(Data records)
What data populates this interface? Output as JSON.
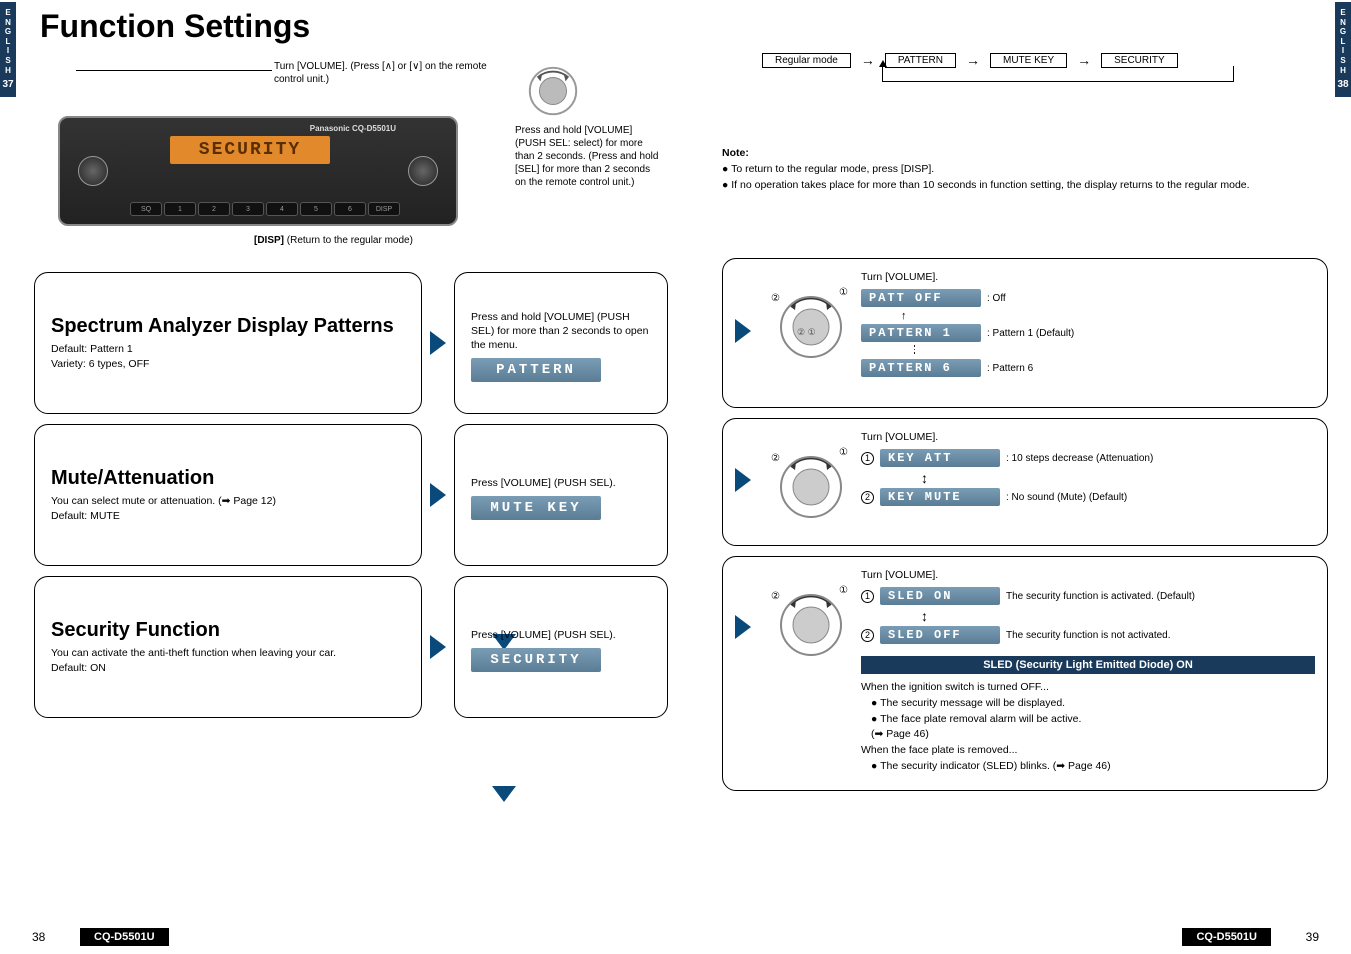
{
  "side_tab": {
    "lang": "E\nN\nG\nL\nI\nS\nH",
    "page_left": "37",
    "page_right": "38"
  },
  "title": "Function Settings",
  "top_instruction": "Turn [VOLUME]. (Press [∧] or [∨] on the remote control unit.)",
  "radio": {
    "brand_text": "Panasonic CQ-D5501U",
    "lcd": "SECURITY",
    "buttons": [
      "SQ",
      "1",
      "2",
      "3",
      "4",
      "5",
      "6",
      "DISP"
    ]
  },
  "disp_caption_bold": "[DISP]",
  "disp_caption_rest": " (Return to the regular mode)",
  "remote_text": "Press and hold [VOLUME] (PUSH SEL: select) for more than 2 seconds. (Press and hold [SEL] for more than 2 seconds on the remote control unit.)",
  "features": [
    {
      "title": "Spectrum Analyzer Display Patterns",
      "desc": "Default: Pattern 1\nVariety: 6 types, OFF",
      "right_instr": "Press and hold [VOLUME] (PUSH SEL) for more than 2 seconds to open the menu.",
      "lcd": "PATTERN"
    },
    {
      "title": "Mute/Attenuation",
      "desc": "You can select mute or attenuation. (➡ Page 12)\nDefault: MUTE",
      "right_instr": "Press [VOLUME] (PUSH SEL).",
      "lcd": "MUTE KEY"
    },
    {
      "title": "Security Function",
      "desc": "You can activate the anti-theft function when leaving your car.\nDefault: ON",
      "right_instr": "Press [VOLUME] (PUSH SEL).",
      "lcd": "SECURITY"
    }
  ],
  "flow": {
    "boxes": [
      "Regular mode",
      "PATTERN",
      "MUTE KEY",
      "SECURITY"
    ]
  },
  "note": {
    "title": "Note:",
    "lines": [
      "● To return to the regular mode, press [DISP].",
      "● If no operation takes place for more than 10 seconds in function setting, the display returns to the regular mode."
    ]
  },
  "settings": [
    {
      "turn": "Turn [VOLUME].",
      "options": [
        {
          "lcd": "PATT  OFF",
          "label": ": Off"
        },
        {
          "lcd": "PATTERN  1",
          "label": ": Pattern 1 (Default)"
        },
        {
          "lcd": "PATTERN  6",
          "label": ": Pattern 6"
        }
      ],
      "type": "patterns"
    },
    {
      "turn": "Turn [VOLUME].",
      "options": [
        {
          "num": "1",
          "lcd": "KEY  ATT",
          "label": ": 10 steps decrease (Attenuation)"
        },
        {
          "num": "2",
          "lcd": "KEY  MUTE",
          "label": ": No sound (Mute) (Default)"
        }
      ],
      "type": "mute"
    },
    {
      "turn": "Turn [VOLUME].",
      "options": [
        {
          "num": "1",
          "lcd": "SLED  ON",
          "label": "The security function is activated. (Default)"
        },
        {
          "num": "2",
          "lcd": "SLED  OFF",
          "label": "The security function is not activated."
        }
      ],
      "type": "security",
      "sled": {
        "bar": "SLED (Security Light Emitted Diode) ON",
        "lines": [
          "When the ignition switch is turned OFF...",
          "● The security message will be displayed.",
          "● The face plate removal alarm will be active.",
          "   (➡ Page 46)",
          "When the face plate is removed...",
          "● The security indicator (SLED) blinks. (➡ Page 46)"
        ]
      }
    }
  ],
  "footer": {
    "model": "CQ-D5501U",
    "page_left": "38",
    "page_right": "39"
  }
}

(Task details)
Restate the data above word for word. Skip every picture.

(Result for this exercise)
What data populates this interface? Output as JSON.
{
  "side_tab": {
    "lang": "E\nN\nG\nL\nI\nS\nH",
    "page_left": "37",
    "page_right": "38"
  },
  "title": "Function Settings",
  "top_instruction": "Turn [VOLUME]. (Press [∧] or [∨] on the remote control unit.)",
  "radio": {
    "brand_text": "Panasonic CQ-D5501U",
    "lcd": "SECURITY",
    "buttons": [
      "SQ",
      "1",
      "2",
      "3",
      "4",
      "5",
      "6",
      "DISP"
    ]
  },
  "disp_caption_bold": "[DISP]",
  "disp_caption_rest": " (Return to the regular mode)",
  "remote_text": "Press and hold [VOLUME] (PUSH SEL: select) for more than 2 seconds. (Press and hold [SEL] for more than 2 seconds on the remote control unit.)",
  "features": [
    {
      "title": "Spectrum Analyzer Display Patterns",
      "desc": "Default: Pattern 1\nVariety: 6 types, OFF",
      "right_instr": "Press and hold [VOLUME] (PUSH SEL) for more than 2 seconds to open the menu.",
      "lcd": "PATTERN"
    },
    {
      "title": "Mute/Attenuation",
      "desc": "You can select mute or attenuation. (➡ Page 12)\nDefault: MUTE",
      "right_instr": "Press [VOLUME] (PUSH SEL).",
      "lcd": "MUTE KEY"
    },
    {
      "title": "Security Function",
      "desc": "You can activate the anti-theft function when leaving your car.\nDefault: ON",
      "right_instr": "Press [VOLUME] (PUSH SEL).",
      "lcd": "SECURITY"
    }
  ],
  "flow": {
    "boxes": [
      "Regular mode",
      "PATTERN",
      "MUTE KEY",
      "SECURITY"
    ]
  },
  "note": {
    "title": "Note:",
    "lines": [
      "● To return to the regular mode, press [DISP].",
      "● If no operation takes place for more than 10 seconds in function setting, the display returns to the regular mode."
    ]
  },
  "settings": [
    {
      "turn": "Turn [VOLUME].",
      "options": [
        {
          "lcd": "PATT  OFF",
          "label": ": Off"
        },
        {
          "lcd": "PATTERN  1",
          "label": ": Pattern 1 (Default)"
        },
        {
          "lcd": "PATTERN  6",
          "label": ": Pattern 6"
        }
      ],
      "type": "patterns"
    },
    {
      "turn": "Turn [VOLUME].",
      "options": [
        {
          "num": "1",
          "lcd": "KEY  ATT",
          "label": ": 10 steps decrease (Attenuation)"
        },
        {
          "num": "2",
          "lcd": "KEY  MUTE",
          "label": ": No sound (Mute) (Default)"
        }
      ],
      "type": "mute"
    },
    {
      "turn": "Turn [VOLUME].",
      "options": [
        {
          "num": "1",
          "lcd": "SLED  ON",
          "label": "The security function is activated. (Default)"
        },
        {
          "num": "2",
          "lcd": "SLED  OFF",
          "label": "The security function is not activated."
        }
      ],
      "type": "security",
      "sled": {
        "bar": "SLED (Security Light Emitted Diode) ON",
        "lines": [
          "When the ignition switch is turned OFF...",
          "● The security message will be displayed.",
          "● The face plate removal alarm will be active.",
          "   (➡ Page 46)",
          "When the face plate is removed...",
          "● The security indicator (SLED) blinks. (➡ Page 46)"
        ]
      }
    }
  ],
  "footer": {
    "model": "CQ-D5501U",
    "page_left": "38",
    "page_right": "39"
  }
}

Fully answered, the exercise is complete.